>> Begin

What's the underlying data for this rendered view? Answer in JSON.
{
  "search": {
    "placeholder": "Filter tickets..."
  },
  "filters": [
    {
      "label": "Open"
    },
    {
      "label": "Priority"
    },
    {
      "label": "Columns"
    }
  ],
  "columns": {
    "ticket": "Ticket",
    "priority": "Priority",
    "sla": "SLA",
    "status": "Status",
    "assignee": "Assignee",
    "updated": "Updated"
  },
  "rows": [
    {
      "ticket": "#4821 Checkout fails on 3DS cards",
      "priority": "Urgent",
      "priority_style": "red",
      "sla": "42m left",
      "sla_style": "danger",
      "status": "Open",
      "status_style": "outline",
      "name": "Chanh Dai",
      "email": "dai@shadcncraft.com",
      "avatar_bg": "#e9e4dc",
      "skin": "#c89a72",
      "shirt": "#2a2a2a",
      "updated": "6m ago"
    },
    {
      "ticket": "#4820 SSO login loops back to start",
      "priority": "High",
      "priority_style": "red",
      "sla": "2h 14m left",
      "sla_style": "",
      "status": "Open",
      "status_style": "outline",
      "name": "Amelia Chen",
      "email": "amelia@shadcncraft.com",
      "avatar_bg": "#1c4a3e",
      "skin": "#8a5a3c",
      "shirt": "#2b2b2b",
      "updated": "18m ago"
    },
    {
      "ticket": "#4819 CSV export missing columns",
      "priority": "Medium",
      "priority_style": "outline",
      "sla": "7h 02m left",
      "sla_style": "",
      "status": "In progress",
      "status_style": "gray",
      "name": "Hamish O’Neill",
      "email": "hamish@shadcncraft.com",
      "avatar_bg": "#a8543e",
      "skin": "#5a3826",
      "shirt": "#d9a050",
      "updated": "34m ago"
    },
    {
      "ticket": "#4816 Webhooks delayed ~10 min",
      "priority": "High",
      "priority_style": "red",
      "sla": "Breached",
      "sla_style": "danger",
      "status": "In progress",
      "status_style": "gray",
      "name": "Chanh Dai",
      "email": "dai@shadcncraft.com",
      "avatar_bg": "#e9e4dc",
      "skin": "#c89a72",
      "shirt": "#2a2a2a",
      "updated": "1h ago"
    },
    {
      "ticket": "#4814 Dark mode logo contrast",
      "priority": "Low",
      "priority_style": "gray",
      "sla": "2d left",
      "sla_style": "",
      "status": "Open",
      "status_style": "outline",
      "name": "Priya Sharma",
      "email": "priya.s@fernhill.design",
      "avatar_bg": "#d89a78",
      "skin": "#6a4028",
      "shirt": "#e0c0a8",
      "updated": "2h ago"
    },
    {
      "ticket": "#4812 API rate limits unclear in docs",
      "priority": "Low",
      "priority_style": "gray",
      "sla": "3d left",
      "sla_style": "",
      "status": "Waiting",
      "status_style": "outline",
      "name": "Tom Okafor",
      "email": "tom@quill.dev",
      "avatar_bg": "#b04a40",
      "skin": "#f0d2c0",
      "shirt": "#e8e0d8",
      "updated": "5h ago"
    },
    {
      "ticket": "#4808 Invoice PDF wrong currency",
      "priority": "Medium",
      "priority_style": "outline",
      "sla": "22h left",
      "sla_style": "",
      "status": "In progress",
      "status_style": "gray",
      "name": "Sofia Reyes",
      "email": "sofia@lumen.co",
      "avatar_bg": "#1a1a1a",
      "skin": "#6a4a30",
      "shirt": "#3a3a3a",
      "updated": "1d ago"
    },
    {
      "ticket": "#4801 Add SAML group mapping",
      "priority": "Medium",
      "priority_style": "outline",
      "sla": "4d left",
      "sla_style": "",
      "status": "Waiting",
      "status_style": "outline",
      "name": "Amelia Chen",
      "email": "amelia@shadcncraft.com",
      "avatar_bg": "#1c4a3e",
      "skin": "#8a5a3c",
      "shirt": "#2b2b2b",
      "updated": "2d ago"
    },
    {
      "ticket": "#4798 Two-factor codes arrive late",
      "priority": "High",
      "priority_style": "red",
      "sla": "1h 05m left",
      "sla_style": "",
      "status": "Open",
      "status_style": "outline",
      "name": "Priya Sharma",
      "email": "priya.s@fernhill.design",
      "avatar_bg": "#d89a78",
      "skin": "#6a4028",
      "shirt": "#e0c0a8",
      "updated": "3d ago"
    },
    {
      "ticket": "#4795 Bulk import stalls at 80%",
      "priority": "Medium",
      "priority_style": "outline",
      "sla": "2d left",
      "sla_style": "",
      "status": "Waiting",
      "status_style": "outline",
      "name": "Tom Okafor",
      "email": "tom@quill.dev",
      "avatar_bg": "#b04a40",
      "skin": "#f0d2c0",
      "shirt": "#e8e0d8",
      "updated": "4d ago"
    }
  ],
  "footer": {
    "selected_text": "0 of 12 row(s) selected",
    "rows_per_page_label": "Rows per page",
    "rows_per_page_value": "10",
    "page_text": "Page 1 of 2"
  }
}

>> End

STATED EXERCISE ▸
Copy every line verbatim.

TASK RESPONSE ▸
What's the underlying data for this rendered view? Answer in JSON.
{
  "search": {
    "placeholder": "Filter tickets..."
  },
  "filters": [
    {
      "label": "Open"
    },
    {
      "label": "Priority"
    },
    {
      "label": "Columns"
    }
  ],
  "columns": {
    "ticket": "Ticket",
    "priority": "Priority",
    "sla": "SLA",
    "status": "Status",
    "assignee": "Assignee",
    "updated": "Updated"
  },
  "rows": [
    {
      "ticket": "#4821 Checkout fails on 3DS cards",
      "priority": "Urgent",
      "priority_style": "red",
      "sla": "42m left",
      "sla_style": "danger",
      "status": "Open",
      "status_style": "outline",
      "name": "Chanh Dai",
      "email": "dai@shadcncraft.com",
      "avatar_bg": "#e9e4dc",
      "skin": "#c89a72",
      "shirt": "#2a2a2a",
      "updated": "6m ago"
    },
    {
      "ticket": "#4820 SSO login loops back to start",
      "priority": "High",
      "priority_style": "red",
      "sla": "2h 14m left",
      "sla_style": "",
      "status": "Open",
      "status_style": "outline",
      "name": "Amelia Chen",
      "email": "amelia@shadcncraft.com",
      "avatar_bg": "#1c4a3e",
      "skin": "#8a5a3c",
      "shirt": "#2b2b2b",
      "updated": "18m ago"
    },
    {
      "ticket": "#4819 CSV export missing columns",
      "priority": "Medium",
      "priority_style": "outline",
      "sla": "7h 02m left",
      "sla_style": "",
      "status": "In progress",
      "status_style": "gray",
      "name": "Hamish O’Neill",
      "email": "hamish@shadcncraft.com",
      "avatar_bg": "#a8543e",
      "skin": "#5a3826",
      "shirt": "#d9a050",
      "updated": "34m ago"
    },
    {
      "ticket": "#4816 Webhooks delayed ~10 min",
      "priority": "High",
      "priority_style": "red",
      "sla": "Breached",
      "sla_style": "danger",
      "status": "In progress",
      "status_style": "gray",
      "name": "Chanh Dai",
      "email": "dai@shadcncraft.com",
      "avatar_bg": "#e9e4dc",
      "skin": "#c89a72",
      "shirt": "#2a2a2a",
      "updated": "1h ago"
    },
    {
      "ticket": "#4814 Dark mode logo contrast",
      "priority": "Low",
      "priority_style": "gray",
      "sla": "2d left",
      "sla_style": "",
      "status": "Open",
      "status_style": "outline",
      "name": "Priya Sharma",
      "email": "priya.s@fernhill.design",
      "avatar_bg": "#d89a78",
      "skin": "#6a4028",
      "shirt": "#e0c0a8",
      "updated": "2h ago"
    },
    {
      "ticket": "#4812 API rate limits unclear in docs",
      "priority": "Low",
      "priority_style": "gray",
      "sla": "3d left",
      "sla_style": "",
      "status": "Waiting",
      "status_style": "outline",
      "name": "Tom Okafor",
      "email": "tom@quill.dev",
      "avatar_bg": "#b04a40",
      "skin": "#f0d2c0",
      "shirt": "#e8e0d8",
      "updated": "5h ago"
    },
    {
      "ticket": "#4808 Invoice PDF wrong currency",
      "priority": "Medium",
      "priority_style": "outline",
      "sla": "22h left",
      "sla_style": "",
      "status": "In progress",
      "status_style": "gray",
      "name": "Sofia Reyes",
      "email": "sofia@lumen.co",
      "avatar_bg": "#1a1a1a",
      "skin": "#6a4a30",
      "shirt": "#3a3a3a",
      "updated": "1d ago"
    },
    {
      "ticket": "#4801 Add SAML group mapping",
      "priority": "Medium",
      "priority_style": "outline",
      "sla": "4d left",
      "sla_style": "",
      "status": "Waiting",
      "status_style": "outline",
      "name": "Amelia Chen",
      "email": "amelia@shadcncraft.com",
      "avatar_bg": "#1c4a3e",
      "skin": "#8a5a3c",
      "shirt": "#2b2b2b",
      "updated": "2d ago"
    },
    {
      "ticket": "#4798 Two-factor codes arrive late",
      "priority": "High",
      "priority_style": "red",
      "sla": "1h 05m left",
      "sla_style": "",
      "status": "Open",
      "status_style": "outline",
      "name": "Priya Sharma",
      "email": "priya.s@fernhill.design",
      "avatar_bg": "#d89a78",
      "skin": "#6a4028",
      "shirt": "#e0c0a8",
      "updated": "3d ago"
    },
    {
      "ticket": "#4795 Bulk import stalls at 80%",
      "priority": "Medium",
      "priority_style": "outline",
      "sla": "2d left",
      "sla_style": "",
      "status": "Waiting",
      "status_style": "outline",
      "name": "Tom Okafor",
      "email": "tom@quill.dev",
      "avatar_bg": "#b04a40",
      "skin": "#f0d2c0",
      "shirt": "#e8e0d8",
      "updated": "4d ago"
    }
  ],
  "footer": {
    "selected_text": "0 of 12 row(s) selected",
    "rows_per_page_label": "Rows per page",
    "rows_per_page_value": "10",
    "page_text": "Page 1 of 2"
  }
}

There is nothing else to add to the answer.